# [PROBLEM DESCRIPTION]
Every record below should be written out exactly; pictures stay out.

┌────────

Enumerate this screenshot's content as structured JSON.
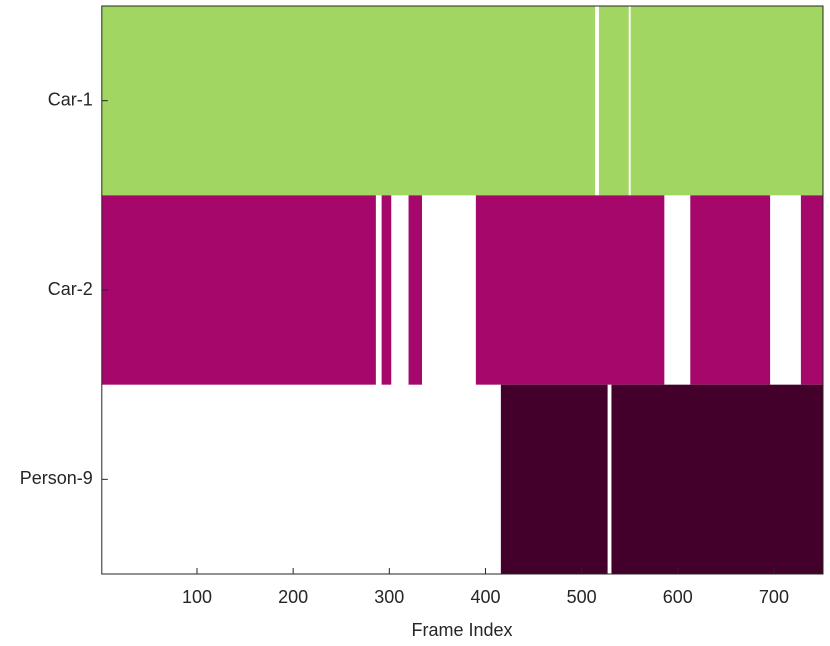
{
  "chart_data": {
    "type": "timeline",
    "xlabel": "Frame Index",
    "xlim": [
      1,
      751
    ],
    "xticks": [
      100,
      200,
      300,
      400,
      500,
      600,
      700
    ],
    "series": [
      {
        "name": "Car-1",
        "color": "#a2d662",
        "segments": [
          [
            1,
            514
          ],
          [
            518,
            549
          ],
          [
            551,
            751
          ]
        ]
      },
      {
        "name": "Car-2",
        "color": "#a5076a",
        "segments": [
          [
            1,
            286
          ],
          [
            292,
            302
          ],
          [
            320,
            334
          ],
          [
            390,
            586
          ],
          [
            613,
            696
          ],
          [
            728,
            751
          ]
        ]
      },
      {
        "name": "Person-9",
        "color": "#43002b",
        "segments": [
          [
            416,
            527
          ],
          [
            531,
            751
          ]
        ]
      }
    ]
  }
}
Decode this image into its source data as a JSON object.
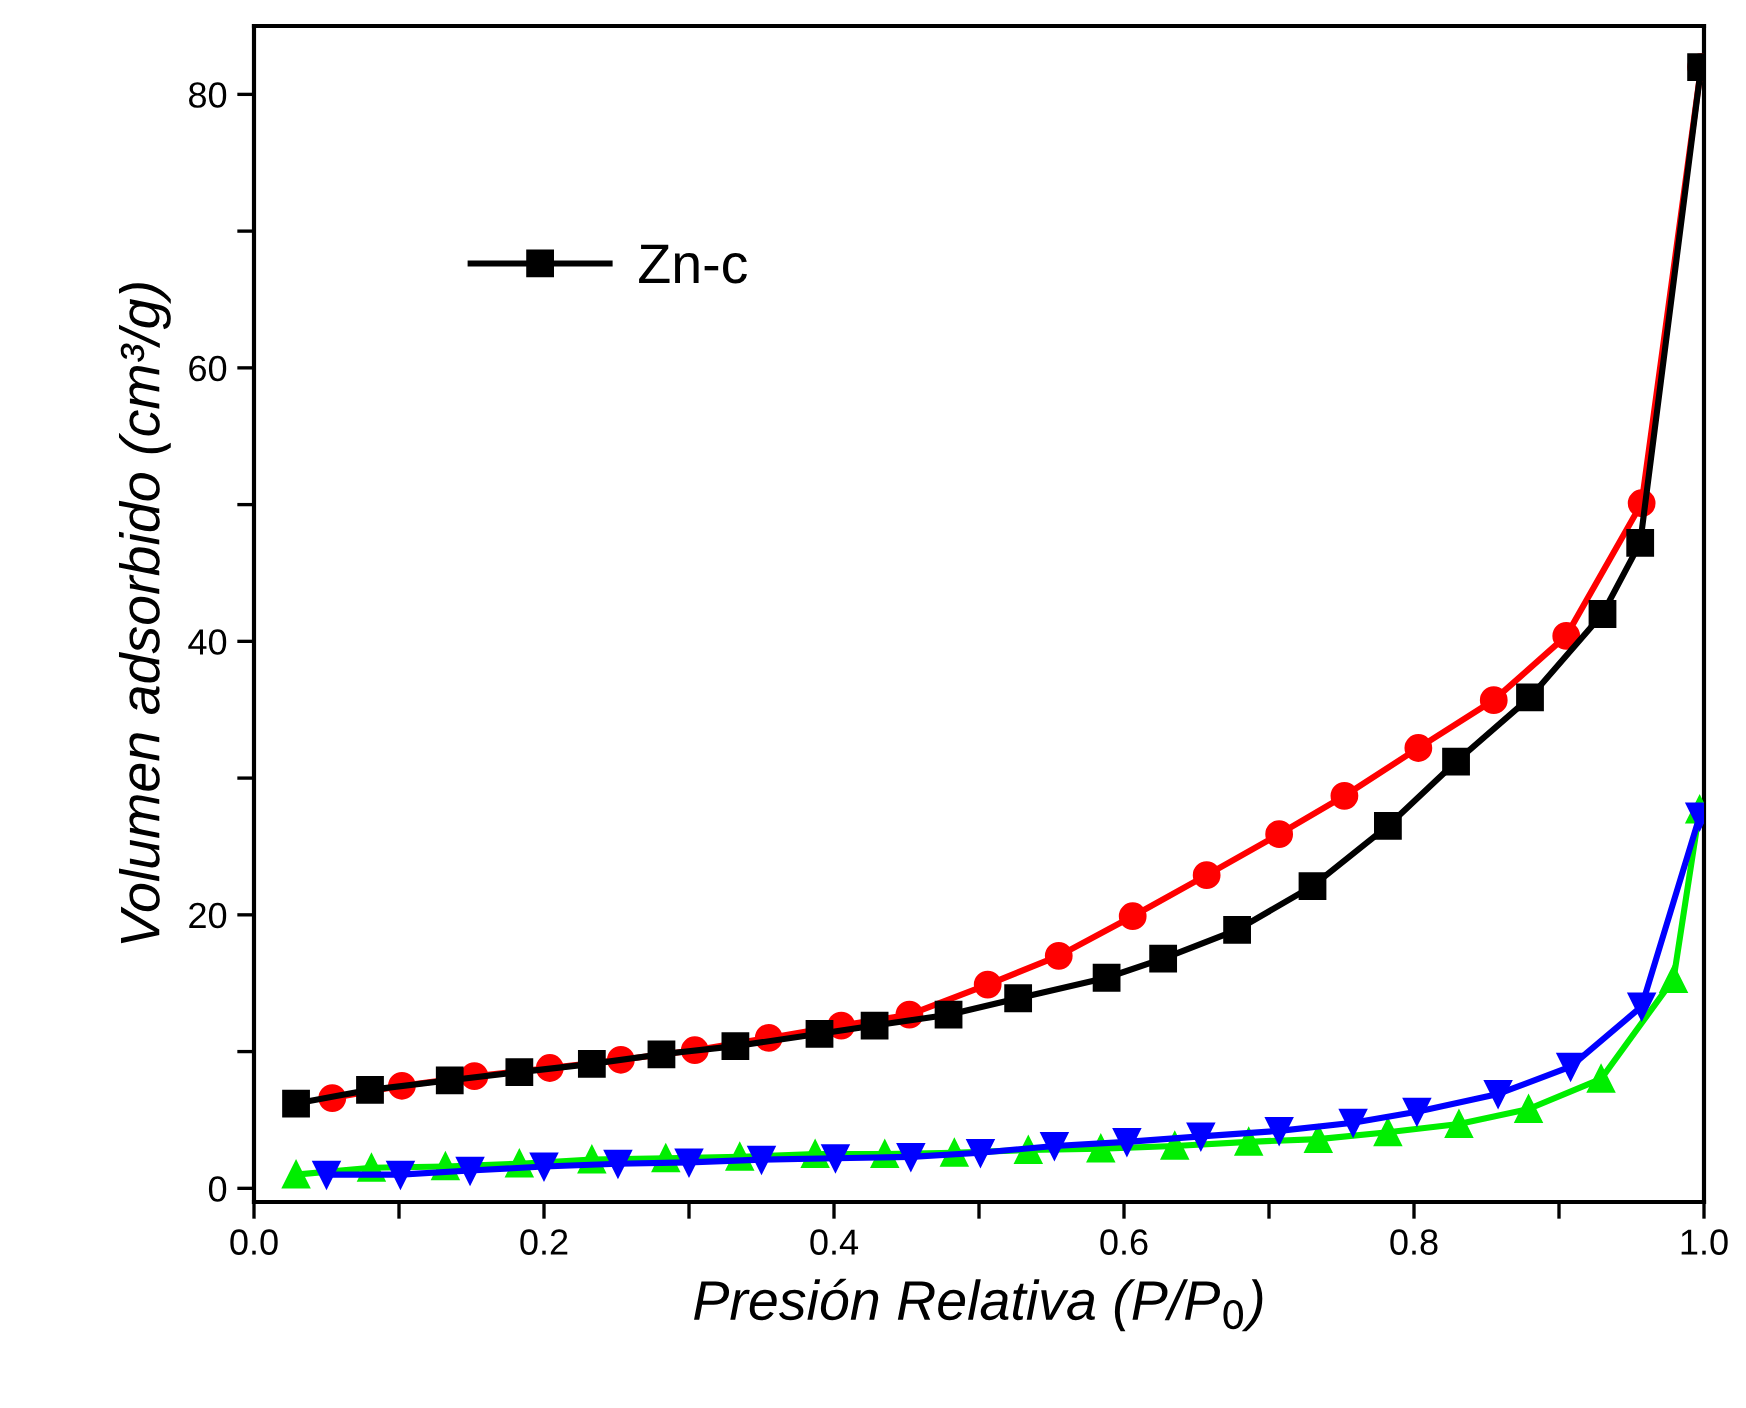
{
  "chart_data": {
    "type": "line",
    "xlabel": "Presión Relativa (P/P$_{0}$)",
    "ylabel": "Volumen adsorbido (cm³/g)",
    "xlim": [
      0,
      1.0
    ],
    "ylim": [
      -1,
      85
    ],
    "xticks": [
      {
        "value": 0,
        "label": "0.0"
      },
      {
        "value": 0.1,
        "label": null
      },
      {
        "value": 0.2,
        "label": "0.2"
      },
      {
        "value": 0.3,
        "label": null
      },
      {
        "value": 0.4,
        "label": "0.4"
      },
      {
        "value": 0.5,
        "label": null
      },
      {
        "value": 0.6,
        "label": "0.6"
      },
      {
        "value": 0.7,
        "label": null
      },
      {
        "value": 0.8,
        "label": "0.8"
      },
      {
        "value": 0.9,
        "label": null
      },
      {
        "value": 1.0,
        "label": "1.0"
      }
    ],
    "yticks": [
      0,
      {
        "value": 10,
        "label": null
      },
      20,
      {
        "value": 30,
        "label": null
      },
      40,
      {
        "value": 50,
        "label": null
      },
      60,
      {
        "value": 70,
        "label": null
      },
      80
    ],
    "grid": false,
    "legend": "top left",
    "series": [
      {
        "color": "#ff0000",
        "marker": "circle",
        "x": [
          0.054,
          0.102,
          0.152,
          0.204,
          0.253,
          0.304,
          0.355,
          0.405,
          0.452,
          0.506,
          0.555,
          0.606,
          0.657,
          0.707,
          0.752,
          0.803,
          0.855,
          0.905,
          0.957,
          0.998
        ],
        "values": [
          6.6,
          7.5,
          8.2,
          8.8,
          9.4,
          10.1,
          11.0,
          11.9,
          12.7,
          14.9,
          17.0,
          19.9,
          22.9,
          25.9,
          28.7,
          32.2,
          35.7,
          40.4,
          50.1,
          82.0
        ]
      },
      {
        "name": "Zn-c",
        "color": "#000000",
        "marker": "square",
        "x": [
          0.029,
          0.08,
          0.135,
          0.183,
          0.233,
          0.281,
          0.332,
          0.39,
          0.428,
          0.479,
          0.527,
          0.588,
          0.627,
          0.678,
          0.73,
          0.782,
          0.829,
          0.88,
          0.93,
          0.956,
          0.998
        ],
        "values": [
          6.2,
          7.2,
          7.9,
          8.5,
          9.1,
          9.8,
          10.4,
          11.3,
          11.9,
          12.7,
          13.9,
          15.4,
          16.8,
          18.9,
          22.1,
          26.5,
          31.2,
          35.9,
          42.0,
          47.2,
          82.0
        ]
      },
      {
        "color": "#00ee00",
        "marker": "triangle",
        "x": [
          0.029,
          0.081,
          0.132,
          0.183,
          0.233,
          0.284,
          0.335,
          0.387,
          0.435,
          0.483,
          0.534,
          0.584,
          0.635,
          0.686,
          0.734,
          0.782,
          0.831,
          0.879,
          0.929,
          0.979,
          0.997
        ],
        "values": [
          1.0,
          1.5,
          1.6,
          1.8,
          2.1,
          2.2,
          2.3,
          2.5,
          2.5,
          2.6,
          2.8,
          2.9,
          3.1,
          3.4,
          3.6,
          4.1,
          4.7,
          5.8,
          8.0,
          15.3,
          27.7
        ]
      },
      {
        "color": "#0000ff",
        "marker": "triangle_down",
        "x": [
          0.05,
          0.101,
          0.149,
          0.2,
          0.251,
          0.3,
          0.35,
          0.401,
          0.453,
          0.501,
          0.552,
          0.602,
          0.653,
          0.707,
          0.758,
          0.802,
          0.858,
          0.908,
          0.957,
          0.997
        ],
        "values": [
          1.0,
          1.0,
          1.3,
          1.6,
          1.8,
          1.9,
          2.1,
          2.2,
          2.3,
          2.6,
          3.1,
          3.4,
          3.8,
          4.2,
          4.8,
          5.6,
          6.9,
          8.9,
          13.3,
          27.2
        ]
      }
    ]
  }
}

└────────

# [IN RESPONSE]
Enumerate this screenshot's content as structured JSON.
{
  "chart_data": {
    "type": "timeline",
    "xlabel": "Frame Index",
    "xlim": [
      1,
      751
    ],
    "xticks": [
      100,
      200,
      300,
      400,
      500,
      600,
      700
    ],
    "series": [
      {
        "name": "Car-1",
        "color": "#a2d662",
        "segments": [
          [
            1,
            514
          ],
          [
            518,
            549
          ],
          [
            551,
            751
          ]
        ]
      },
      {
        "name": "Car-2",
        "color": "#a5076a",
        "segments": [
          [
            1,
            286
          ],
          [
            292,
            302
          ],
          [
            320,
            334
          ],
          [
            390,
            586
          ],
          [
            613,
            696
          ],
          [
            728,
            751
          ]
        ]
      },
      {
        "name": "Person-9",
        "color": "#43002b",
        "segments": [
          [
            416,
            527
          ],
          [
            531,
            751
          ]
        ]
      }
    ]
  }
}
Decode this image into its source data as a JSON object.
{
  "chart_data": {
    "type": "line",
    "xlabel": "Presión Relativa (P/P$_{0}$)",
    "ylabel": "Volumen adsorbido (cm³/g)",
    "xlim": [
      0,
      1.0
    ],
    "ylim": [
      -1,
      85
    ],
    "xticks": [
      {
        "value": 0,
        "label": "0.0"
      },
      {
        "value": 0.1,
        "label": null
      },
      {
        "value": 0.2,
        "label": "0.2"
      },
      {
        "value": 0.3,
        "label": null
      },
      {
        "value": 0.4,
        "label": "0.4"
      },
      {
        "value": 0.5,
        "label": null
      },
      {
        "value": 0.6,
        "label": "0.6"
      },
      {
        "value": 0.7,
        "label": null
      },
      {
        "value": 0.8,
        "label": "0.8"
      },
      {
        "value": 0.9,
        "label": null
      },
      {
        "value": 1.0,
        "label": "1.0"
      }
    ],
    "yticks": [
      0,
      {
        "value": 10,
        "label": null
      },
      20,
      {
        "value": 30,
        "label": null
      },
      40,
      {
        "value": 50,
        "label": null
      },
      60,
      {
        "value": 70,
        "label": null
      },
      80
    ],
    "grid": false,
    "legend": "top left",
    "series": [
      {
        "color": "#ff0000",
        "marker": "circle",
        "x": [
          0.054,
          0.102,
          0.152,
          0.204,
          0.253,
          0.304,
          0.355,
          0.405,
          0.452,
          0.506,
          0.555,
          0.606,
          0.657,
          0.707,
          0.752,
          0.803,
          0.855,
          0.905,
          0.957,
          0.998
        ],
        "values": [
          6.6,
          7.5,
          8.2,
          8.8,
          9.4,
          10.1,
          11.0,
          11.9,
          12.7,
          14.9,
          17.0,
          19.9,
          22.9,
          25.9,
          28.7,
          32.2,
          35.7,
          40.4,
          50.1,
          82.0
        ]
      },
      {
        "name": "Zn-c",
        "color": "#000000",
        "marker": "square",
        "x": [
          0.029,
          0.08,
          0.135,
          0.183,
          0.233,
          0.281,
          0.332,
          0.39,
          0.428,
          0.479,
          0.527,
          0.588,
          0.627,
          0.678,
          0.73,
          0.782,
          0.829,
          0.88,
          0.93,
          0.956,
          0.998
        ],
        "values": [
          6.2,
          7.2,
          7.9,
          8.5,
          9.1,
          9.8,
          10.4,
          11.3,
          11.9,
          12.7,
          13.9,
          15.4,
          16.8,
          18.9,
          22.1,
          26.5,
          31.2,
          35.9,
          42.0,
          47.2,
          82.0
        ]
      },
      {
        "color": "#00ee00",
        "marker": "triangle",
        "x": [
          0.029,
          0.081,
          0.132,
          0.183,
          0.233,
          0.284,
          0.335,
          0.387,
          0.435,
          0.483,
          0.534,
          0.584,
          0.635,
          0.686,
          0.734,
          0.782,
          0.831,
          0.879,
          0.929,
          0.979,
          0.997
        ],
        "values": [
          1.0,
          1.5,
          1.6,
          1.8,
          2.1,
          2.2,
          2.3,
          2.5,
          2.5,
          2.6,
          2.8,
          2.9,
          3.1,
          3.4,
          3.6,
          4.1,
          4.7,
          5.8,
          8.0,
          15.3,
          27.7
        ]
      },
      {
        "color": "#0000ff",
        "marker": "triangle_down",
        "x": [
          0.05,
          0.101,
          0.149,
          0.2,
          0.251,
          0.3,
          0.35,
          0.401,
          0.453,
          0.501,
          0.552,
          0.602,
          0.653,
          0.707,
          0.758,
          0.802,
          0.858,
          0.908,
          0.957,
          0.997
        ],
        "values": [
          1.0,
          1.0,
          1.3,
          1.6,
          1.8,
          1.9,
          2.1,
          2.2,
          2.3,
          2.6,
          3.1,
          3.4,
          3.8,
          4.2,
          4.8,
          5.6,
          6.9,
          8.9,
          13.3,
          27.2
        ]
      }
    ]
  }
}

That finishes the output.